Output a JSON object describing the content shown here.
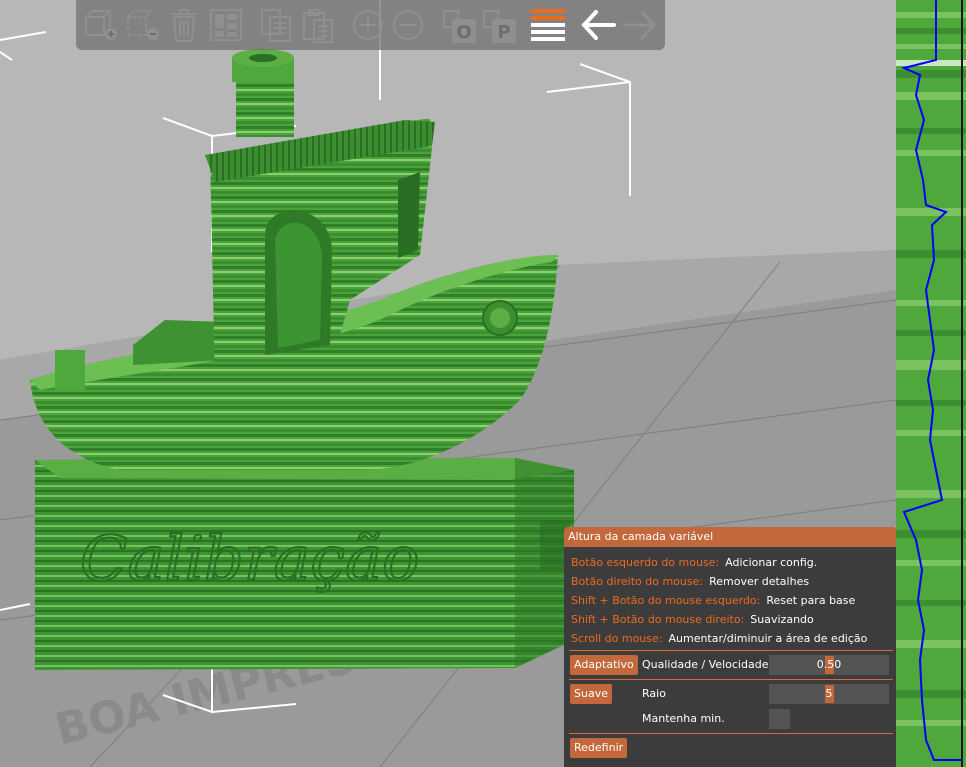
{
  "toolbar": {
    "buttons": [
      {
        "name": "add-object-icon"
      },
      {
        "name": "delete-object-icon"
      },
      {
        "name": "delete-all-icon"
      },
      {
        "name": "arrange-icon"
      },
      {
        "name": "copy-icon"
      },
      {
        "name": "paste-icon"
      },
      {
        "name": "add-instance-icon"
      },
      {
        "name": "remove-instance-icon"
      },
      {
        "name": "split-to-objects-icon"
      },
      {
        "name": "split-to-parts-icon"
      },
      {
        "name": "variable-layer-height-icon"
      },
      {
        "name": "undo-arrow-icon"
      },
      {
        "name": "redo-arrow-icon"
      }
    ],
    "split_objects_letter": "O",
    "split_parts_letter": "P"
  },
  "model": {
    "embossed_text": "Calibração",
    "bed_text": "BOA IMPRESS"
  },
  "dialog": {
    "title": "Altura da camada variável",
    "hints": [
      {
        "key": "Botão esquerdo do mouse:",
        "value": "Adicionar config."
      },
      {
        "key": "Botão direito do mouse:",
        "value": "Remover detalhes"
      },
      {
        "key": "Shift + Botão do mouse esquerdo:",
        "value": "Reset para base"
      },
      {
        "key": "Shift + Botão do mouse direito:",
        "value": "Suavizando"
      },
      {
        "key": "Scroll do mouse:",
        "value": "Aumentar/diminuir a área de edição"
      }
    ],
    "adaptive_button": "Adaptativo",
    "quality_label": "Qualidade / Velocidade",
    "quality_value": "0.50",
    "quality_fraction": 0.5,
    "smooth_button": "Suave",
    "radius_label": "Raio",
    "radius_value": "5",
    "radius_fraction": 0.5,
    "keep_min_label": "Mantenha min.",
    "reset_button": "Redefinir"
  },
  "colors": {
    "accent": "#c2683a",
    "hint_key": "#ed6b21",
    "model_green": "#4ea83c",
    "profile_line": "#0000ff"
  }
}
◇ ◇ ◇ ◇ ◇ ◇ ◇
- **Given request**:
Copy out every line of the material above exactly, skipping the pictures.

- **Expected answer**:
Output a JSON object describing the content shown here.
{
  "toolbar": {
    "buttons": [
      {
        "name": "add-object-icon"
      },
      {
        "name": "delete-object-icon"
      },
      {
        "name": "delete-all-icon"
      },
      {
        "name": "arrange-icon"
      },
      {
        "name": "copy-icon"
      },
      {
        "name": "paste-icon"
      },
      {
        "name": "add-instance-icon"
      },
      {
        "name": "remove-instance-icon"
      },
      {
        "name": "split-to-objects-icon"
      },
      {
        "name": "split-to-parts-icon"
      },
      {
        "name": "variable-layer-height-icon"
      },
      {
        "name": "undo-arrow-icon"
      },
      {
        "name": "redo-arrow-icon"
      }
    ],
    "split_objects_letter": "O",
    "split_parts_letter": "P"
  },
  "model": {
    "embossed_text": "Calibração",
    "bed_text": "BOA IMPRESS"
  },
  "dialog": {
    "title": "Altura da camada variável",
    "hints": [
      {
        "key": "Botão esquerdo do mouse:",
        "value": "Adicionar config."
      },
      {
        "key": "Botão direito do mouse:",
        "value": "Remover detalhes"
      },
      {
        "key": "Shift + Botão do mouse esquerdo:",
        "value": "Reset para base"
      },
      {
        "key": "Shift + Botão do mouse direito:",
        "value": "Suavizando"
      },
      {
        "key": "Scroll do mouse:",
        "value": "Aumentar/diminuir a área de edição"
      }
    ],
    "adaptive_button": "Adaptativo",
    "quality_label": "Qualidade / Velocidade",
    "quality_value": "0.50",
    "quality_fraction": 0.5,
    "smooth_button": "Suave",
    "radius_label": "Raio",
    "radius_value": "5",
    "radius_fraction": 0.5,
    "keep_min_label": "Mantenha min.",
    "reset_button": "Redefinir"
  },
  "colors": {
    "accent": "#c2683a",
    "hint_key": "#ed6b21",
    "model_green": "#4ea83c",
    "profile_line": "#0000ff"
  }
}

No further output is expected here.